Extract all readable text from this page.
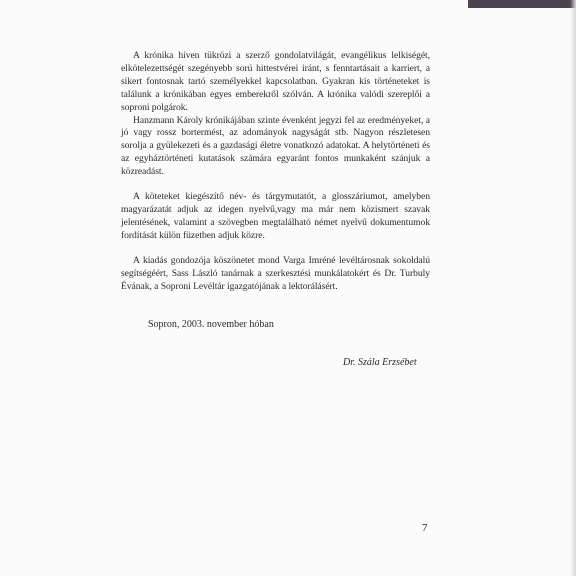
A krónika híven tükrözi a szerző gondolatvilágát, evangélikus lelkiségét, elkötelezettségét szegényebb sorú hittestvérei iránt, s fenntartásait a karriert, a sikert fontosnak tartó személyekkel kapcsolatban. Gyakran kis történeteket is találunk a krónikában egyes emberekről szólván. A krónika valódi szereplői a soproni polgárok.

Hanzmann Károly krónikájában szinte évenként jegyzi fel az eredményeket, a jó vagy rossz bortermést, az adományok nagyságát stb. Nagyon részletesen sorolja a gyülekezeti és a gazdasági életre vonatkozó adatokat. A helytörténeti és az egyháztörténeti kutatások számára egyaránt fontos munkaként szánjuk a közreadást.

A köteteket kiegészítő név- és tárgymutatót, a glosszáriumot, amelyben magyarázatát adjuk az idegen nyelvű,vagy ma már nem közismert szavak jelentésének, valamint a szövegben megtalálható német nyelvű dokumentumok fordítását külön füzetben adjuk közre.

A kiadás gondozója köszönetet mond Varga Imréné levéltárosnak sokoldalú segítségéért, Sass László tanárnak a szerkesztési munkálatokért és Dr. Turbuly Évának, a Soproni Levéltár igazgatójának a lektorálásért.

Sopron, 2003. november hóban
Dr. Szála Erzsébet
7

Set exercise: Extract the text of all the records above verbatim, excluding pictures.

Task answer:
Extract all readable text from this page.
A krónika híven tükrözi a szerző gondolatvilágát, evangélikus lelkiségét, elkötelezettségét szegényebb sorú hittestvérei iránt, s fenntartásait a karriert, a sikert fontosnak tartó személyekkel kapcsolatban. Gyakran kis történeteket is találunk a krónikában egyes emberekről szólván. A krónika valódi szereplői a soproni polgárok.

Hanzmann Károly krónikájában szinte évenként jegyzi fel az eredményeket, a jó vagy rossz bortermést, az adományok nagyságát stb. Nagyon részletesen sorolja a gyülekezeti és a gazdasági életre vonatkozó adatokat. A helytörténeti és az egyháztörténeti kutatások számára egyaránt fontos munkaként szánjuk a közreadást.

A köteteket kiegészítő név- és tárgymutatót, a glosszáriumot, amelyben magyarázatát adjuk az idegen nyelvű,vagy ma már nem közismert szavak jelentésének, valamint a szövegben megtalálható német nyelvű dokumentumok fordítását külön füzetben adjuk közre.

A kiadás gondozója köszönetet mond Varga Imréné levéltárosnak sokoldalú segítségéért, Sass László tanárnak a szerkesztési munkálatokért és Dr. Turbuly Évának, a Soproni Levéltár igazgatójának a lektorálásért.

Sopron, 2003. november hóban
Dr. Szála Erzsébet
7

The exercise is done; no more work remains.